(Data entries)

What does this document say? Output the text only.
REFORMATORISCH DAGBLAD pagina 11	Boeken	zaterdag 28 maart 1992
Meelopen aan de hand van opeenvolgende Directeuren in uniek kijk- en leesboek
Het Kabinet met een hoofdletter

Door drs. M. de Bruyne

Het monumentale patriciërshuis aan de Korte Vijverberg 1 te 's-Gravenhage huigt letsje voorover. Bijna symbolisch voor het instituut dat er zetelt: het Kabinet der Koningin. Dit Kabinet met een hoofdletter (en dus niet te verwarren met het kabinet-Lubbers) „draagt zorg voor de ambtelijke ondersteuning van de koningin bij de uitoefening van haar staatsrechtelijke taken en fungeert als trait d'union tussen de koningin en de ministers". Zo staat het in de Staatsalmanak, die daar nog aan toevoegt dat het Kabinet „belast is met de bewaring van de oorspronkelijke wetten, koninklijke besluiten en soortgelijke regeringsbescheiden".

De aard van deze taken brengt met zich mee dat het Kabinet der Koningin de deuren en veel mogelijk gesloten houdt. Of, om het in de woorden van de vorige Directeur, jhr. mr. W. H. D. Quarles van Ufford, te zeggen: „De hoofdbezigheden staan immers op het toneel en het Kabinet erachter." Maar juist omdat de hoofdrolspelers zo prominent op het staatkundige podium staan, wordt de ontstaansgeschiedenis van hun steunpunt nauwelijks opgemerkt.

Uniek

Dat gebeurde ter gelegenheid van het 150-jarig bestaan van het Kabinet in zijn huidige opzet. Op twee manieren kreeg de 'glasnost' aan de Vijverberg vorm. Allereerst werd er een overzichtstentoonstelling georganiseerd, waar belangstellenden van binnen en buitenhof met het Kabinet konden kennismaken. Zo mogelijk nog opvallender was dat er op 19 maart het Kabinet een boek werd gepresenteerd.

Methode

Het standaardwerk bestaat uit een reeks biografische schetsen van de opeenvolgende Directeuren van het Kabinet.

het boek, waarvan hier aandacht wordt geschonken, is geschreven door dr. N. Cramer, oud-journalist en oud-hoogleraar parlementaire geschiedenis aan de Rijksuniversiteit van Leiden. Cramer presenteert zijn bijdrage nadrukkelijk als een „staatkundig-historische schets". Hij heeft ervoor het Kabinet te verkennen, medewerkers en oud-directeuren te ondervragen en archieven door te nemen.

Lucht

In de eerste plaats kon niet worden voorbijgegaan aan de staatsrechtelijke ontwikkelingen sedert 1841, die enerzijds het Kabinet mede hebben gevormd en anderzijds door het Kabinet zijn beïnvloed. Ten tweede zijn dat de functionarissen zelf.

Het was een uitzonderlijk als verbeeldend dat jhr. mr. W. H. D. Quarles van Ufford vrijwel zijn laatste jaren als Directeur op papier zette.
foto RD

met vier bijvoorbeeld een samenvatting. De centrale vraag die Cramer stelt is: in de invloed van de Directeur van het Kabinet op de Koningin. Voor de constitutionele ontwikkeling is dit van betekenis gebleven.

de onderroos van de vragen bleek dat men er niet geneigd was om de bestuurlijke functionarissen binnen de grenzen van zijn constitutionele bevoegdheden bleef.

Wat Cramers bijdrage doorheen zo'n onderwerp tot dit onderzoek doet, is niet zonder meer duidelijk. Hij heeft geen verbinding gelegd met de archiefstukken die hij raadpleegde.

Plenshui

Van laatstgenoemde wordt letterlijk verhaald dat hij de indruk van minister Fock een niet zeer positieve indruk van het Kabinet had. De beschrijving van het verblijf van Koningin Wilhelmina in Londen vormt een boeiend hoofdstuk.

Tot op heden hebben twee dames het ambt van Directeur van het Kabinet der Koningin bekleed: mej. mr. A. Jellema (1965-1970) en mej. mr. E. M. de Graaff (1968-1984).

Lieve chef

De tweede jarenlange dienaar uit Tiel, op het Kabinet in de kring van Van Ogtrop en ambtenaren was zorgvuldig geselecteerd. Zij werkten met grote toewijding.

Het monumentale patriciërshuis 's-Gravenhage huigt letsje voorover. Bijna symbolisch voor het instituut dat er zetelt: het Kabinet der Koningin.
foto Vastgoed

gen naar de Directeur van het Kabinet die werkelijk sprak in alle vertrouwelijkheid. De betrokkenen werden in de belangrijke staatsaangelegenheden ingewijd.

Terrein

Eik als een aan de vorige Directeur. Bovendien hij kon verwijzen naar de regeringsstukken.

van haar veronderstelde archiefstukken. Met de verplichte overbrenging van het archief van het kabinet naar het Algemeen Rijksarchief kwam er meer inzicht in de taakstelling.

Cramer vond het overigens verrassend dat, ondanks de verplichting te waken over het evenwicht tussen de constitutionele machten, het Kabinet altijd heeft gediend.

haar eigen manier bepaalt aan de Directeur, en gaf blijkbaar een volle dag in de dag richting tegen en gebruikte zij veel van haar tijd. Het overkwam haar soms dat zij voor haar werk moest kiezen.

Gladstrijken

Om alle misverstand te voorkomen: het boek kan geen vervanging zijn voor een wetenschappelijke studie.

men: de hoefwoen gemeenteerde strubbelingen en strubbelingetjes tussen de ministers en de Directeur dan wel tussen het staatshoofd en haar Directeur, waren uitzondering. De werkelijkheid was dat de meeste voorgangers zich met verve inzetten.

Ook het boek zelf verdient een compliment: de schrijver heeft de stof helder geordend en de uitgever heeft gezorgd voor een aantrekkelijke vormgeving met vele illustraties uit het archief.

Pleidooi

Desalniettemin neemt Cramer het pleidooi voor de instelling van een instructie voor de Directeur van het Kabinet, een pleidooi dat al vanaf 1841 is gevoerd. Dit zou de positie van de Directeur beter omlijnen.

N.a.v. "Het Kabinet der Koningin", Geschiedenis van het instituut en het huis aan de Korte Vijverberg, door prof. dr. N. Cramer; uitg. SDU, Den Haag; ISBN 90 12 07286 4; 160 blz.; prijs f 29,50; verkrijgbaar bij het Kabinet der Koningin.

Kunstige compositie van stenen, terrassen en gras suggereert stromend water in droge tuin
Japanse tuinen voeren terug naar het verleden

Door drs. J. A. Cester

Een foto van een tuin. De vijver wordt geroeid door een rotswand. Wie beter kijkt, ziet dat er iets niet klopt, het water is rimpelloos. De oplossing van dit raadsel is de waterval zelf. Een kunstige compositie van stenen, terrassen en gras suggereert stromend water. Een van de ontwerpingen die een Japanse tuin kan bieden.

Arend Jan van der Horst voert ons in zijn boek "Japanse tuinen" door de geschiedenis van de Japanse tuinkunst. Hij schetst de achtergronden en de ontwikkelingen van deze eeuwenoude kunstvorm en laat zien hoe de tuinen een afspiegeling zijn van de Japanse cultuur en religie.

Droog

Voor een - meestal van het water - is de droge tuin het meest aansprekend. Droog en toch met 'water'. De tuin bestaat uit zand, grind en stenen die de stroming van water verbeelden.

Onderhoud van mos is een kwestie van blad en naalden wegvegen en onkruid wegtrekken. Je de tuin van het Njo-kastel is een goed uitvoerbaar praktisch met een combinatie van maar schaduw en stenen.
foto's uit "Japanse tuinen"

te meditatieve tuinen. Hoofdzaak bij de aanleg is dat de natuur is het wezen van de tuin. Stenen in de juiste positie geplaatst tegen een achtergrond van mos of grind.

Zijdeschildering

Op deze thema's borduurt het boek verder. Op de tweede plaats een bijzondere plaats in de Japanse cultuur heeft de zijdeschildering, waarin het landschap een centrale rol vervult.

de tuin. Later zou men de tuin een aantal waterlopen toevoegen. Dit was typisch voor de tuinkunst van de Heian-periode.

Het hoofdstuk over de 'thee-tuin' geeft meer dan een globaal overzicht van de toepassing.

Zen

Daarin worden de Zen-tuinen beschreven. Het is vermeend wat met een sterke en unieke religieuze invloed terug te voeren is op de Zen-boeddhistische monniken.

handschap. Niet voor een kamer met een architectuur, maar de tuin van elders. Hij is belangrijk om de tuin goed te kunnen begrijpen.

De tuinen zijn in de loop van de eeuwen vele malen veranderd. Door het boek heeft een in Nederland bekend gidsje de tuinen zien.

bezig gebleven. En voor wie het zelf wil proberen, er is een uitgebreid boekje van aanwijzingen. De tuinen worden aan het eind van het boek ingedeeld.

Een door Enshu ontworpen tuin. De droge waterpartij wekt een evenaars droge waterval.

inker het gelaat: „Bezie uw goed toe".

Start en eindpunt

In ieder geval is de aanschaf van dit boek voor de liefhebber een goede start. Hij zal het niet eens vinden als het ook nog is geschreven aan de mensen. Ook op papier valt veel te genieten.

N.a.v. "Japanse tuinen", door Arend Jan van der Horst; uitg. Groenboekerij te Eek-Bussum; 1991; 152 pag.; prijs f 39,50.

(GIVEN EXERCISE)
Locate all lines holding the word "waterval", then copy them out.

(EXPECTED OUTPUT)
Een foto van een tuin. De vijver wordt geroeid door een rotswand. Wie beter kijkt, ziet dat er iets niet klopt, het water is rimpelloos. De oplossing van dit raadsel is de waterval zelf. Een kunstige compositie van stenen, terrassen en gras suggereert stromend water. Een van de ontwerpingen die een Japanse tuin kan bieden.
Een door Enshu ontworpen tuin. De droge waterpartij wekt een evenaars droge waterval.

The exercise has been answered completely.